-- begin --
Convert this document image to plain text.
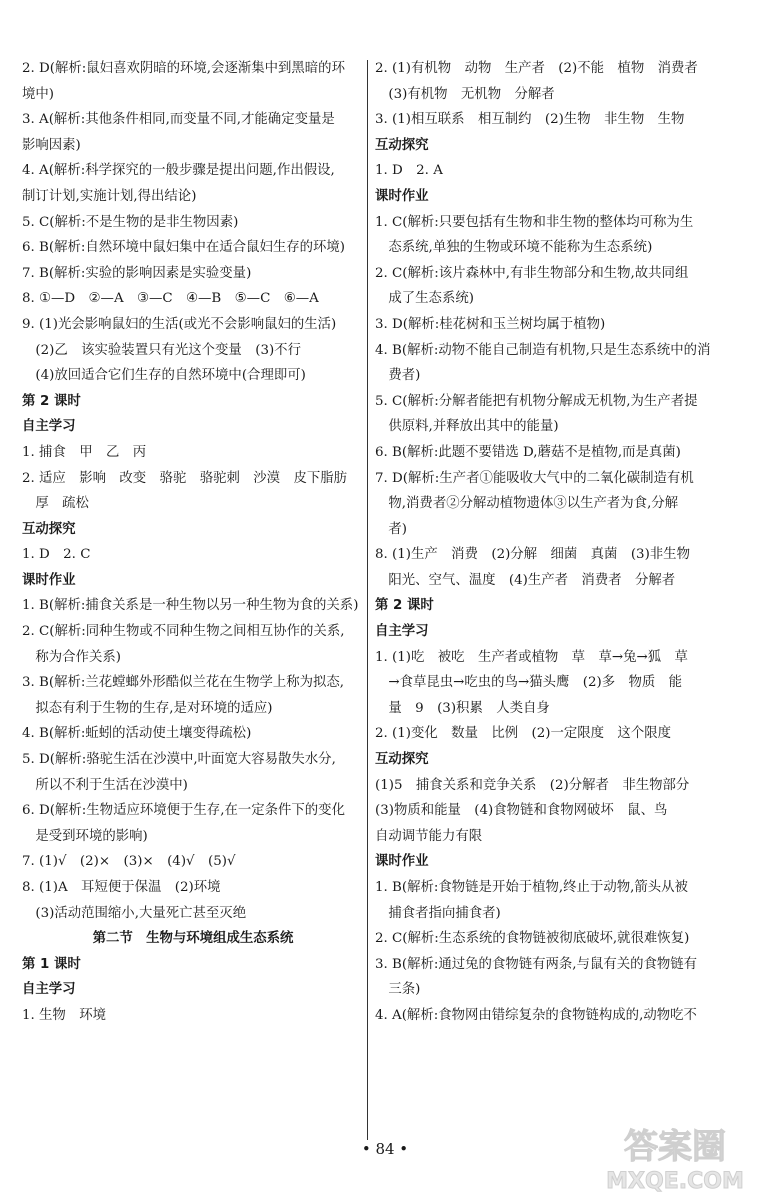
2. D(解析:鼠妇喜欢阴暗的环境,会逐渐集中到黑暗的环
境中)
3. A(解析:其他条件相同,而变量不同,才能确定变量是
影响因素)
4. A(解析:科学探究的一般步骤是提出问题,作出假设,
制订计划,实施计划,得出结论)
5. C(解析:不是生物的是非生物因素)
6. B(解析:自然环境中鼠妇集中在适合鼠妇生存的环境)
7. B(解析:实验的影响因素是实验变量)
8. ①—D　②—A　③—C　④—B　⑤—C　⑥—A
9. (1)光会影响鼠妇的生活(或光不会影响鼠妇的生活)
　(2)乙　该实验装置只有光这个变量　(3)不行
　(4)放回适合它们生存的自然环境中(合理即可)
第 2 课时
自主学习
1. 捕食　甲　乙　丙
2. 适应　影响　改变　骆驼　骆驼刺　沙漠　皮下脂肪
　厚　疏松
互动探究
1. D　2. C
课时作业
1. B(解析:捕食关系是一种生物以另一种生物为食的关系)
2. C(解析:同种生物或不同种生物之间相互协作的关系,
　称为合作关系)
3. B(解析:兰花螳螂外形酷似兰花在生物学上称为拟态,
　拟态有利于生物的生存,是对环境的适应)
4. B(解析:蚯蚓的活动使土壤变得疏松)
5. D(解析:骆驼生活在沙漠中,叶面宽大容易散失水分,
　所以不利于生活在沙漠中)
6. D(解析:生物适应环境便于生存,在一定条件下的变化
　是受到环境的影响)
7. (1)√　(2)×　(3)×　(4)√　(5)√
8. (1)A　耳短便于保温　(2)环境
　(3)活动范围缩小,大量死亡甚至灭绝
第二节　生物与环境组成生态系统
第 1 课时
自主学习
1. 生物　环境
2. (1)有机物　动物　生产者　(2)不能　植物　消费者
　(3)有机物　无机物　分解者
3. (1)相互联系　相互制约　(2)生物　非生物　生物
互动探究
1. D　2. A
课时作业
1. C(解析:只要包括有生物和非生物的整体均可称为生
　态系统,单独的生物或环境不能称为生态系统)
2. C(解析:该片森林中,有非生物部分和生物,故共同组
　成了生态系统)
3. D(解析:桂花树和玉兰树均属于植物)
4. B(解析:动物不能自己制造有机物,只是生态系统中的消
　费者)
5. C(解析:分解者能把有机物分解成无机物,为生产者提
　供原料,并释放出其中的能量)
6. B(解析:此题不要错选 D,蘑菇不是植物,而是真菌)
7. D(解析:生产者①能吸收大气中的二氧化碳制造有机
　物,消费者②分解动植物遗体③以生产者为食,分解
　者)
8. (1)生产　消费　(2)分解　细菌　真菌　(3)非生物
　阳光、空气、温度　(4)生产者　消费者　分解者
第 2 课时
自主学习
1. (1)吃　被吃　生产者或植物　草　草→兔→狐　草
　→食草昆虫→吃虫的鸟→猫头鹰　(2)多　物质　能
　量　9　(3)积累　人类自身
2. (1)变化　数量　比例　(2)一定限度　这个限度
互动探究
(1)5　捕食关系和竞争关系　(2)分解者　非生物部分
(3)物质和能量　(4)食物链和食物网破坏　鼠、鸟
自动调节能力有限
课时作业
1. B(解析:食物链是开始于植物,终止于动物,箭头从被
　捕食者指向捕食者)
2. C(解析:生态系统的食物链被彻底破坏,就很难恢复)
3. B(解析:通过兔的食物链有两条,与鼠有关的食物链有
　三条)
4. A(解析:食物网由错综复杂的食物链构成的,动物吃不
• 84 •	答案圈
MXQE.COM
-- end --
All of the entries above should be copied exactly, except for the pictures.

Convert this document image to plain text.
2. D(解析:鼠妇喜欢阴暗的环境,会逐渐集中到黑暗的环
境中)
3. A(解析:其他条件相同,而变量不同,才能确定变量是
影响因素)
4. A(解析:科学探究的一般步骤是提出问题,作出假设,
制订计划,实施计划,得出结论)
5. C(解析:不是生物的是非生物因素)
6. B(解析:自然环境中鼠妇集中在适合鼠妇生存的环境)
7. B(解析:实验的影响因素是实验变量)
8. ①—D　②—A　③—C　④—B　⑤—C　⑥—A
9. (1)光会影响鼠妇的生活(或光不会影响鼠妇的生活)
　(2)乙　该实验装置只有光这个变量　(3)不行
　(4)放回适合它们生存的自然环境中(合理即可)
第 2 课时
自主学习
1. 捕食　甲　乙　丙
2. 适应　影响　改变　骆驼　骆驼刺　沙漠　皮下脂肪
　厚　疏松
互动探究
1. D　2. C
课时作业
1. B(解析:捕食关系是一种生物以另一种生物为食的关系)
2. C(解析:同种生物或不同种生物之间相互协作的关系,
　称为合作关系)
3. B(解析:兰花螳螂外形酷似兰花在生物学上称为拟态,
　拟态有利于生物的生存,是对环境的适应)
4. B(解析:蚯蚓的活动使土壤变得疏松)
5. D(解析:骆驼生活在沙漠中,叶面宽大容易散失水分,
　所以不利于生活在沙漠中)
6. D(解析:生物适应环境便于生存,在一定条件下的变化
　是受到环境的影响)
7. (1)√　(2)×　(3)×　(4)√　(5)√
8. (1)A　耳短便于保温　(2)环境
　(3)活动范围缩小,大量死亡甚至灭绝
第二节　生物与环境组成生态系统
第 1 课时
自主学习
1. 生物　环境
2. (1)有机物　动物　生产者　(2)不能　植物　消费者
　(3)有机物　无机物　分解者
3. (1)相互联系　相互制约　(2)生物　非生物　生物
互动探究
1. D　2. A
课时作业
1. C(解析:只要包括有生物和非生物的整体均可称为生
　态系统,单独的生物或环境不能称为生态系统)
2. C(解析:该片森林中,有非生物部分和生物,故共同组
　成了生态系统)
3. D(解析:桂花树和玉兰树均属于植物)
4. B(解析:动物不能自己制造有机物,只是生态系统中的消
　费者)
5. C(解析:分解者能把有机物分解成无机物,为生产者提
　供原料,并释放出其中的能量)
6. B(解析:此题不要错选 D,蘑菇不是植物,而是真菌)
7. D(解析:生产者①能吸收大气中的二氧化碳制造有机
　物,消费者②分解动植物遗体③以生产者为食,分解
　者)
8. (1)生产　消费　(2)分解　细菌　真菌　(3)非生物
　阳光、空气、温度　(4)生产者　消费者　分解者
第 2 课时
自主学习
1. (1)吃　被吃　生产者或植物　草　草→兔→狐　草
　→食草昆虫→吃虫的鸟→猫头鹰　(2)多　物质　能
　量　9　(3)积累　人类自身
2. (1)变化　数量　比例　(2)一定限度　这个限度
互动探究
(1)5　捕食关系和竞争关系　(2)分解者　非生物部分
(3)物质和能量　(4)食物链和食物网破坏　鼠、鸟
自动调节能力有限
课时作业
1. B(解析:食物链是开始于植物,终止于动物,箭头从被
　捕食者指向捕食者)
2. C(解析:生态系统的食物链被彻底破坏,就很难恢复)
3. B(解析:通过兔的食物链有两条,与鼠有关的食物链有
　三条)
4. A(解析:食物网由错综复杂的食物链构成的,动物吃不
• 84 •	答案圈
MXQE.COM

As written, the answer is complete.